■ **What you need to do**: Spot every line with the word "pago" and return it.

■ **Dataset records**:
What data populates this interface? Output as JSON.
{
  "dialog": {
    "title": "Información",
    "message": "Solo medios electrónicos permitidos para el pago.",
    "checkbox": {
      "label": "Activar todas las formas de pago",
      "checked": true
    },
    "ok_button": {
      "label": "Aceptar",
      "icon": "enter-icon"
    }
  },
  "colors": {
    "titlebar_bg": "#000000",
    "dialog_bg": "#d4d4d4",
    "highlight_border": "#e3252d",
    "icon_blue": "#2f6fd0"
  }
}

■ **Result of this task**:
    "message": "Solo medios electrónicos permitidos para el pago.",
      "label": "Activar todas las formas de pago",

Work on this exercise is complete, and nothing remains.